## BEGIN
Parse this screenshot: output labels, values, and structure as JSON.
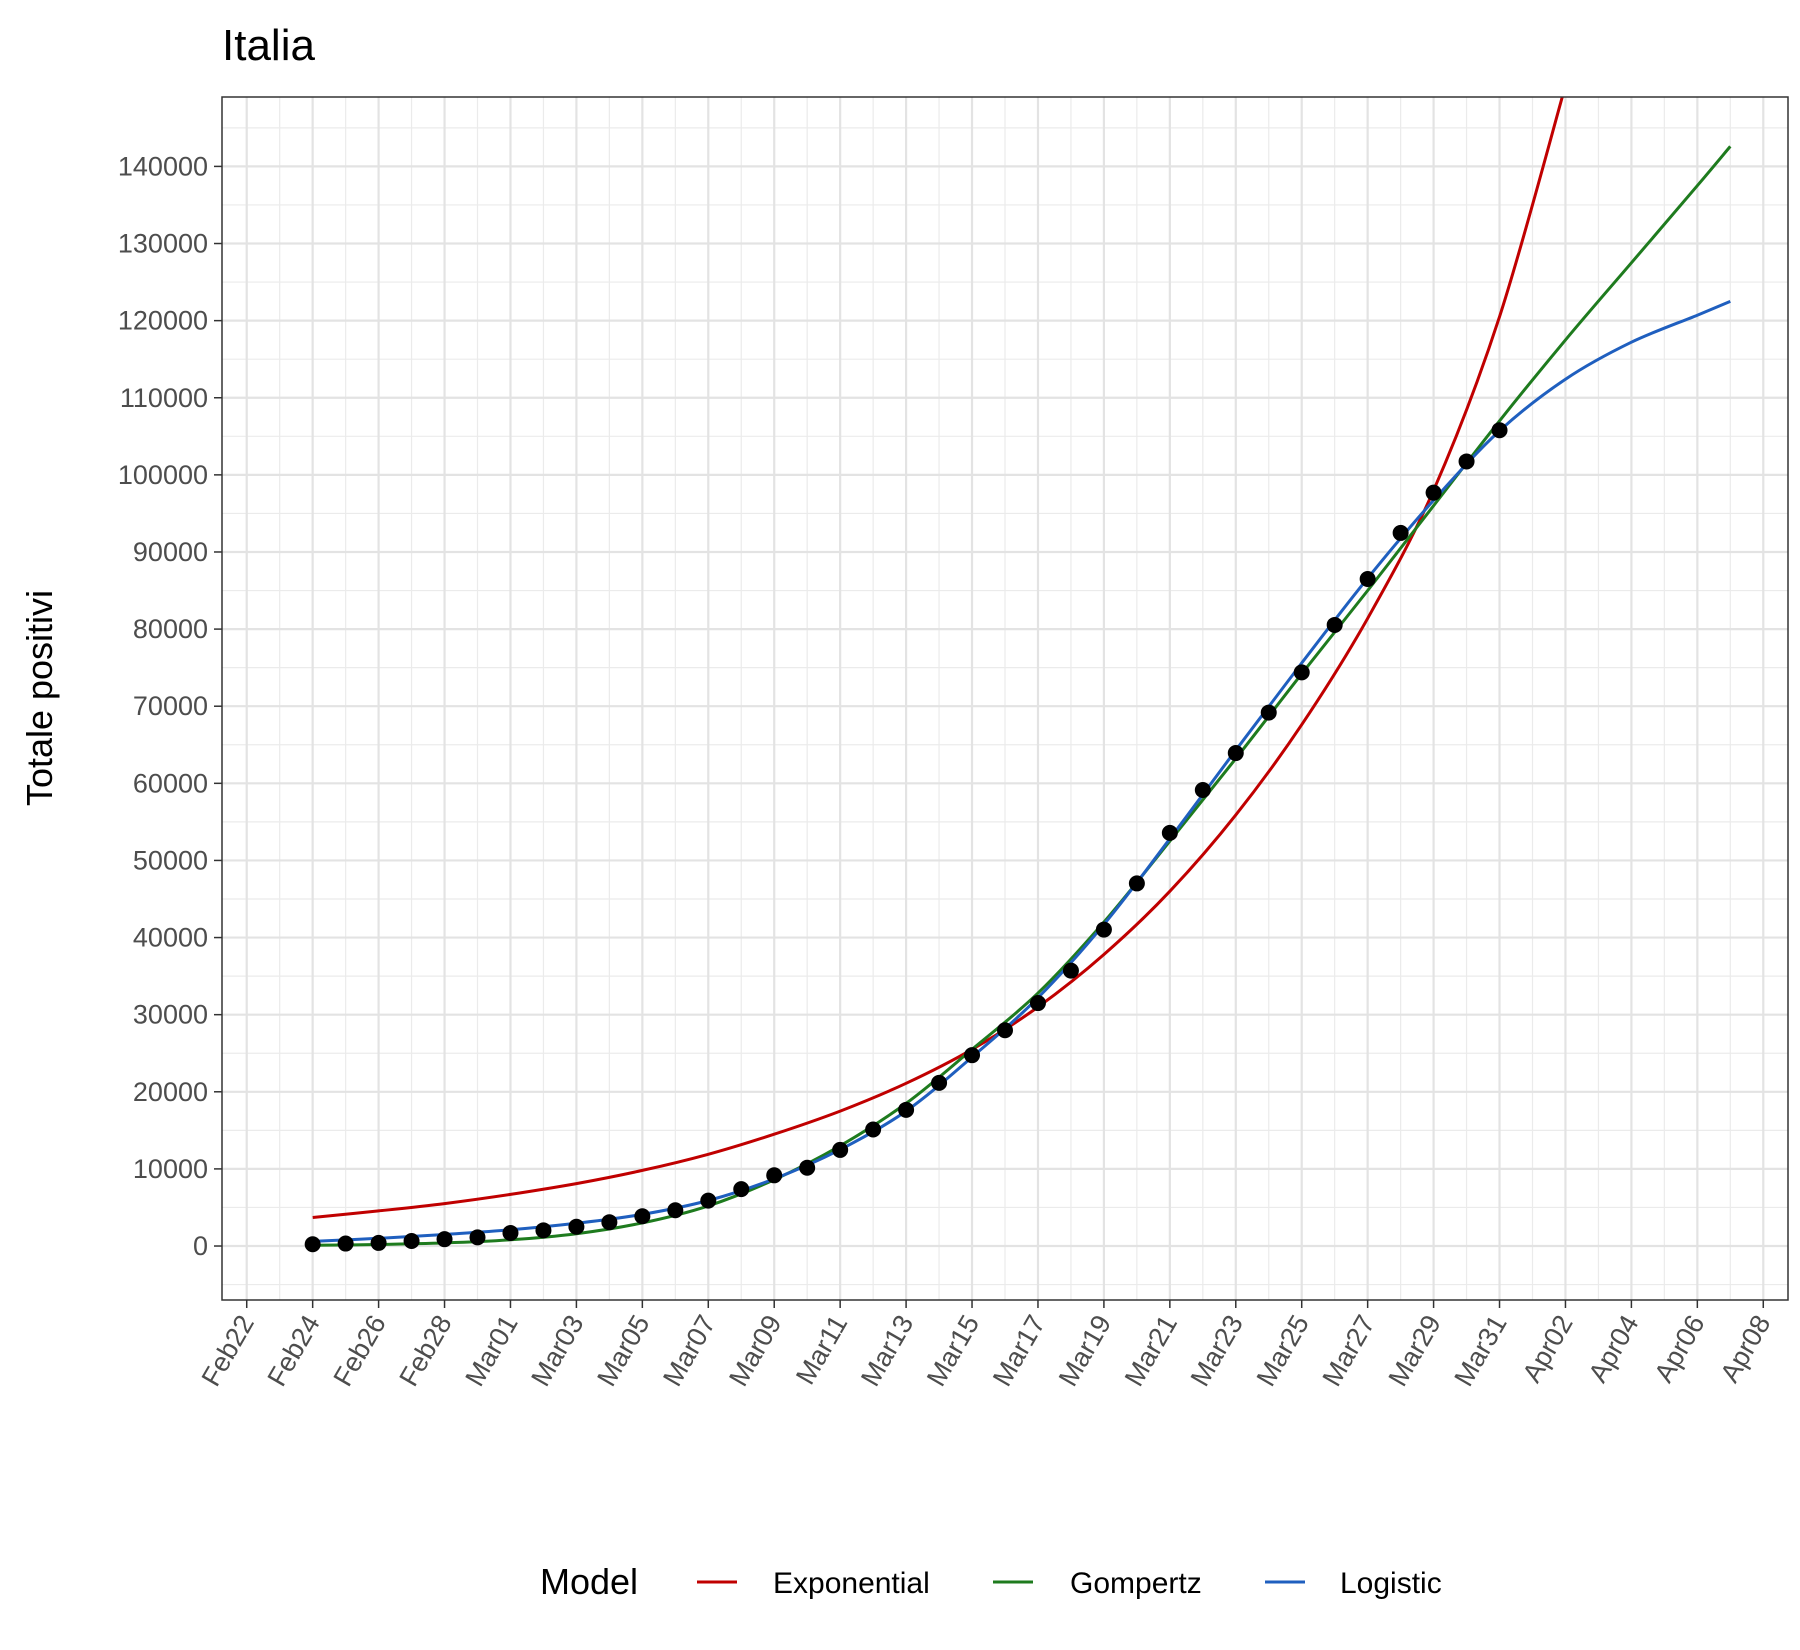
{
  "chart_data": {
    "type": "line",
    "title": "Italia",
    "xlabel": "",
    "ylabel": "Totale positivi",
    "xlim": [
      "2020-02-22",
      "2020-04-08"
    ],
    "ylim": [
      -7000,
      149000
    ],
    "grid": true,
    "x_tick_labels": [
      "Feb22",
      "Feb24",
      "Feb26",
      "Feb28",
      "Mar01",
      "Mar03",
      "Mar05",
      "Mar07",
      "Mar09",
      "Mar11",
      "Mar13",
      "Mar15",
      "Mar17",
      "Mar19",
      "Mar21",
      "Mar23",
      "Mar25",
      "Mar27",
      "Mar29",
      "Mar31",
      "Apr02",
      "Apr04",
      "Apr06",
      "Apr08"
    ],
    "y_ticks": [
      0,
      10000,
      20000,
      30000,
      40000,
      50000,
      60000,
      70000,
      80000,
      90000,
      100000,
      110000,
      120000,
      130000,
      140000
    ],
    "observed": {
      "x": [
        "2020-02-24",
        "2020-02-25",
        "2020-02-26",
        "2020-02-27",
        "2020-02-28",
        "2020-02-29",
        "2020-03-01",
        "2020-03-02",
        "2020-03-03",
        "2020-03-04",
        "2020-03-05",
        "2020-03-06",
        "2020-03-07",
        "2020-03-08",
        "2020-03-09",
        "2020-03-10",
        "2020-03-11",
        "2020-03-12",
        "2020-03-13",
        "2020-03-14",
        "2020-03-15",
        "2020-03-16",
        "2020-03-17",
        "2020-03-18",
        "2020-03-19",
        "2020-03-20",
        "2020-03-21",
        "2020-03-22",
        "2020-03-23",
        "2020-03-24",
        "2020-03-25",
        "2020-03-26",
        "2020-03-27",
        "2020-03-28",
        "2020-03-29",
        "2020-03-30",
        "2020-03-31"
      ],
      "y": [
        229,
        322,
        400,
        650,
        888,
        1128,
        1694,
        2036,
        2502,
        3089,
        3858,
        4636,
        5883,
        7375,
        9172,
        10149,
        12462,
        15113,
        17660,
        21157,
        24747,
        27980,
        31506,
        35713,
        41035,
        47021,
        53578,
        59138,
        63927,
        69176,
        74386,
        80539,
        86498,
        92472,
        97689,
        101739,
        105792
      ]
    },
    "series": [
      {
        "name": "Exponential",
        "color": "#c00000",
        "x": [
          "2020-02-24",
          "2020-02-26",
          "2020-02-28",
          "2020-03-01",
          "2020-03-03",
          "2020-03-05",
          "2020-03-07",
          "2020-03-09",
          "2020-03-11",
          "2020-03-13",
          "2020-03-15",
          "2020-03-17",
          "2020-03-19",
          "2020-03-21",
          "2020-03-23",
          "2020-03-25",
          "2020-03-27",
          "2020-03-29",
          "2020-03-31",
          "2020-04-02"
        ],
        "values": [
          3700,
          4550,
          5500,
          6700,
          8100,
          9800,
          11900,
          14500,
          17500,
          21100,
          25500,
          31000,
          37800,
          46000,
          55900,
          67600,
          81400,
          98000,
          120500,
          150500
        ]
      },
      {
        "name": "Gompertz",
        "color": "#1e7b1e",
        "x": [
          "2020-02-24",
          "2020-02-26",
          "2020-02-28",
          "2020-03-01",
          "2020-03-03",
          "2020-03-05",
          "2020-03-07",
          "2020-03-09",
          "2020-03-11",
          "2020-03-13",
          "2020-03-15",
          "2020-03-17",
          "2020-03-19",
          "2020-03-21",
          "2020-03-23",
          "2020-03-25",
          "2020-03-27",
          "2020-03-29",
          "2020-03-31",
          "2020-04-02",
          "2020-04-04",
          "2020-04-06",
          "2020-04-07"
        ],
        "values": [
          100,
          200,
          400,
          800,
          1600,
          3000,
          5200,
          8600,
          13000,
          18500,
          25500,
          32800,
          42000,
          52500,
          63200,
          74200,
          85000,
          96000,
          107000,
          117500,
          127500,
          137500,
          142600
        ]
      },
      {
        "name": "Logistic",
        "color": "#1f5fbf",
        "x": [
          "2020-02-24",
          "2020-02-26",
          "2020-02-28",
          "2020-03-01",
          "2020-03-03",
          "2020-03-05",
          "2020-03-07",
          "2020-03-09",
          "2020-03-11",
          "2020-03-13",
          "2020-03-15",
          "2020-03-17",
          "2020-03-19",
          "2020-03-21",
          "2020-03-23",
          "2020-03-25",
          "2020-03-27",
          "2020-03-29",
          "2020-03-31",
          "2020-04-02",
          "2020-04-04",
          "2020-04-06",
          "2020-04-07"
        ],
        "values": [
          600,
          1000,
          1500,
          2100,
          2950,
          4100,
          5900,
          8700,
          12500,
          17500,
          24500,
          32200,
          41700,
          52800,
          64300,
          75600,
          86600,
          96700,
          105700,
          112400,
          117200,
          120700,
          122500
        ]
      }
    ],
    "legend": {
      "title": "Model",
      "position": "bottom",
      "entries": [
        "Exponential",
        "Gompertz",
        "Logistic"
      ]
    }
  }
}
## END
▶ [EXERCISE BRIEF]
Working from the entries above, return all lines that contain "name".

▶ [RESPONSE TO THIS TASK]
        "name": "Exponential",
        "name": "Gompertz",
        "name": "Logistic",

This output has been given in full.